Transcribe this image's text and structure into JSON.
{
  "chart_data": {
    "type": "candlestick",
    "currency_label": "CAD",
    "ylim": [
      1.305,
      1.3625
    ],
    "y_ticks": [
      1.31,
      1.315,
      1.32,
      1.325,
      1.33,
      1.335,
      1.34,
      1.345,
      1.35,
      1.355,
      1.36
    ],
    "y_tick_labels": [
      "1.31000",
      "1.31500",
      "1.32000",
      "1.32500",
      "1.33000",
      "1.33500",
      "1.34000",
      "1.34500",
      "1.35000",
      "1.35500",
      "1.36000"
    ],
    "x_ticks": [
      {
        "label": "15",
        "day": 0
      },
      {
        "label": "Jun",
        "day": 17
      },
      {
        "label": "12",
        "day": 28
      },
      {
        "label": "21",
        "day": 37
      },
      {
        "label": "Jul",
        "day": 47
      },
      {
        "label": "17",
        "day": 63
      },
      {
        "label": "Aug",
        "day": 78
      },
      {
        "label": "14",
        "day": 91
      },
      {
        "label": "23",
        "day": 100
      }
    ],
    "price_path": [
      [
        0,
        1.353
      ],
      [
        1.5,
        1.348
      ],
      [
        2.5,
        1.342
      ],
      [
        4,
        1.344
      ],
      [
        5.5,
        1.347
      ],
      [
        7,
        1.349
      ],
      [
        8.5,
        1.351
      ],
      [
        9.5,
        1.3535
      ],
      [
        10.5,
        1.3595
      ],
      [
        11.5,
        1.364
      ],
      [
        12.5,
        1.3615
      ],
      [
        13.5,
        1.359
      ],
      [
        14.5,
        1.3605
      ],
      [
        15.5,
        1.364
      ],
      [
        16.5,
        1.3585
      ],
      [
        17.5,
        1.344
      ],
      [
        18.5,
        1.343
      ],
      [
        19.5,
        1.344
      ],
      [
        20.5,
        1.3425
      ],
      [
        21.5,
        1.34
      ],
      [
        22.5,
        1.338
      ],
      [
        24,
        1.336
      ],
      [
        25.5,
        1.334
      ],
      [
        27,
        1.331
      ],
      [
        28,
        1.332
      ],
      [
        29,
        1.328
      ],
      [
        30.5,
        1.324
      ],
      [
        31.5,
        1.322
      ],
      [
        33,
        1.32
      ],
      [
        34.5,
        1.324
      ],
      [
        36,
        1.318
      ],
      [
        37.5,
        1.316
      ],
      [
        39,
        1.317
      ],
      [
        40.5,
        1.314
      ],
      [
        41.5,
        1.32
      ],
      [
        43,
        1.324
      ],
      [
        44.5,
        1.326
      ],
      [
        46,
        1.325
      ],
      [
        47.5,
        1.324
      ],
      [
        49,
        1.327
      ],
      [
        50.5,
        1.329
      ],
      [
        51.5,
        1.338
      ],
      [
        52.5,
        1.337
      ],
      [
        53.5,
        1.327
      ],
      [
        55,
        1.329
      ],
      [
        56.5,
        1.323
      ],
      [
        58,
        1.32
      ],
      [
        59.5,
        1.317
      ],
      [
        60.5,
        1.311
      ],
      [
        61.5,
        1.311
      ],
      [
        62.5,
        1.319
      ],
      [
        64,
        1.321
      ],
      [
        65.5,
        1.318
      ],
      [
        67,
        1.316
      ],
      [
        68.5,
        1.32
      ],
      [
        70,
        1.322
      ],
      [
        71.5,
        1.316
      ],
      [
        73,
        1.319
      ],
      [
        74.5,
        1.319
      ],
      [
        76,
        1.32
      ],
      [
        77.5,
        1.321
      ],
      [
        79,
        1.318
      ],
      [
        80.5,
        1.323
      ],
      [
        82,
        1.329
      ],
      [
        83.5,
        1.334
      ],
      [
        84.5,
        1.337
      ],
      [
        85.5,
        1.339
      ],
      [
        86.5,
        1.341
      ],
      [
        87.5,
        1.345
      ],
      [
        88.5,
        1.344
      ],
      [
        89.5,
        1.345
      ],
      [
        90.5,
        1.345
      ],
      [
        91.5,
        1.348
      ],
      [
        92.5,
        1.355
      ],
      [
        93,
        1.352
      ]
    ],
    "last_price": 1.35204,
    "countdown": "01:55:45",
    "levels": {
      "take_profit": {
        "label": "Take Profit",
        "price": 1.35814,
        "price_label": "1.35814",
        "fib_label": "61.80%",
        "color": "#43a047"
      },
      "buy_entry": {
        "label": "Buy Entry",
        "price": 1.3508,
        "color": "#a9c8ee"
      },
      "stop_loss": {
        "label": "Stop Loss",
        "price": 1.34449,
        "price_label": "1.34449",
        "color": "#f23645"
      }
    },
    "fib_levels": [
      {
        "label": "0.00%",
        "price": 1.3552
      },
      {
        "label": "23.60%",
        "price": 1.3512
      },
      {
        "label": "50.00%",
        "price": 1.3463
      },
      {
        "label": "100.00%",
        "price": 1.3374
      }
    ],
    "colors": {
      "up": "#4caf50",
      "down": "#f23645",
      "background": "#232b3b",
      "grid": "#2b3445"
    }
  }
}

####################

▶ [WHAT NEEDS TO BE DONE]:
Reproduce every line above without error.

▶ [CORRECT OUTPUT]:
Transcribe this image's text and structure into JSON.
{
  "chart_data": {
    "type": "candlestick",
    "currency_label": "CAD",
    "ylim": [
      1.305,
      1.3625
    ],
    "y_ticks": [
      1.31,
      1.315,
      1.32,
      1.325,
      1.33,
      1.335,
      1.34,
      1.345,
      1.35,
      1.355,
      1.36
    ],
    "y_tick_labels": [
      "1.31000",
      "1.31500",
      "1.32000",
      "1.32500",
      "1.33000",
      "1.33500",
      "1.34000",
      "1.34500",
      "1.35000",
      "1.35500",
      "1.36000"
    ],
    "x_ticks": [
      {
        "label": "15",
        "day": 0
      },
      {
        "label": "Jun",
        "day": 17
      },
      {
        "label": "12",
        "day": 28
      },
      {
        "label": "21",
        "day": 37
      },
      {
        "label": "Jul",
        "day": 47
      },
      {
        "label": "17",
        "day": 63
      },
      {
        "label": "Aug",
        "day": 78
      },
      {
        "label": "14",
        "day": 91
      },
      {
        "label": "23",
        "day": 100
      }
    ],
    "price_path": [
      [
        0,
        1.353
      ],
      [
        1.5,
        1.348
      ],
      [
        2.5,
        1.342
      ],
      [
        4,
        1.344
      ],
      [
        5.5,
        1.347
      ],
      [
        7,
        1.349
      ],
      [
        8.5,
        1.351
      ],
      [
        9.5,
        1.3535
      ],
      [
        10.5,
        1.3595
      ],
      [
        11.5,
        1.364
      ],
      [
        12.5,
        1.3615
      ],
      [
        13.5,
        1.359
      ],
      [
        14.5,
        1.3605
      ],
      [
        15.5,
        1.364
      ],
      [
        16.5,
        1.3585
      ],
      [
        17.5,
        1.344
      ],
      [
        18.5,
        1.343
      ],
      [
        19.5,
        1.344
      ],
      [
        20.5,
        1.3425
      ],
      [
        21.5,
        1.34
      ],
      [
        22.5,
        1.338
      ],
      [
        24,
        1.336
      ],
      [
        25.5,
        1.334
      ],
      [
        27,
        1.331
      ],
      [
        28,
        1.332
      ],
      [
        29,
        1.328
      ],
      [
        30.5,
        1.324
      ],
      [
        31.5,
        1.322
      ],
      [
        33,
        1.32
      ],
      [
        34.5,
        1.324
      ],
      [
        36,
        1.318
      ],
      [
        37.5,
        1.316
      ],
      [
        39,
        1.317
      ],
      [
        40.5,
        1.314
      ],
      [
        41.5,
        1.32
      ],
      [
        43,
        1.324
      ],
      [
        44.5,
        1.326
      ],
      [
        46,
        1.325
      ],
      [
        47.5,
        1.324
      ],
      [
        49,
        1.327
      ],
      [
        50.5,
        1.329
      ],
      [
        51.5,
        1.338
      ],
      [
        52.5,
        1.337
      ],
      [
        53.5,
        1.327
      ],
      [
        55,
        1.329
      ],
      [
        56.5,
        1.323
      ],
      [
        58,
        1.32
      ],
      [
        59.5,
        1.317
      ],
      [
        60.5,
        1.311
      ],
      [
        61.5,
        1.311
      ],
      [
        62.5,
        1.319
      ],
      [
        64,
        1.321
      ],
      [
        65.5,
        1.318
      ],
      [
        67,
        1.316
      ],
      [
        68.5,
        1.32
      ],
      [
        70,
        1.322
      ],
      [
        71.5,
        1.316
      ],
      [
        73,
        1.319
      ],
      [
        74.5,
        1.319
      ],
      [
        76,
        1.32
      ],
      [
        77.5,
        1.321
      ],
      [
        79,
        1.318
      ],
      [
        80.5,
        1.323
      ],
      [
        82,
        1.329
      ],
      [
        83.5,
        1.334
      ],
      [
        84.5,
        1.337
      ],
      [
        85.5,
        1.339
      ],
      [
        86.5,
        1.341
      ],
      [
        87.5,
        1.345
      ],
      [
        88.5,
        1.344
      ],
      [
        89.5,
        1.345
      ],
      [
        90.5,
        1.345
      ],
      [
        91.5,
        1.348
      ],
      [
        92.5,
        1.355
      ],
      [
        93,
        1.352
      ]
    ],
    "last_price": 1.35204,
    "countdown": "01:55:45",
    "levels": {
      "take_profit": {
        "label": "Take Profit",
        "price": 1.35814,
        "price_label": "1.35814",
        "fib_label": "61.80%",
        "color": "#43a047"
      },
      "buy_entry": {
        "label": "Buy Entry",
        "price": 1.3508,
        "color": "#a9c8ee"
      },
      "stop_loss": {
        "label": "Stop Loss",
        "price": 1.34449,
        "price_label": "1.34449",
        "color": "#f23645"
      }
    },
    "fib_levels": [
      {
        "label": "0.00%",
        "price": 1.3552
      },
      {
        "label": "23.60%",
        "price": 1.3512
      },
      {
        "label": "50.00%",
        "price": 1.3463
      },
      {
        "label": "100.00%",
        "price": 1.3374
      }
    ],
    "colors": {
      "up": "#4caf50",
      "down": "#f23645",
      "background": "#232b3b",
      "grid": "#2b3445"
    }
  }
}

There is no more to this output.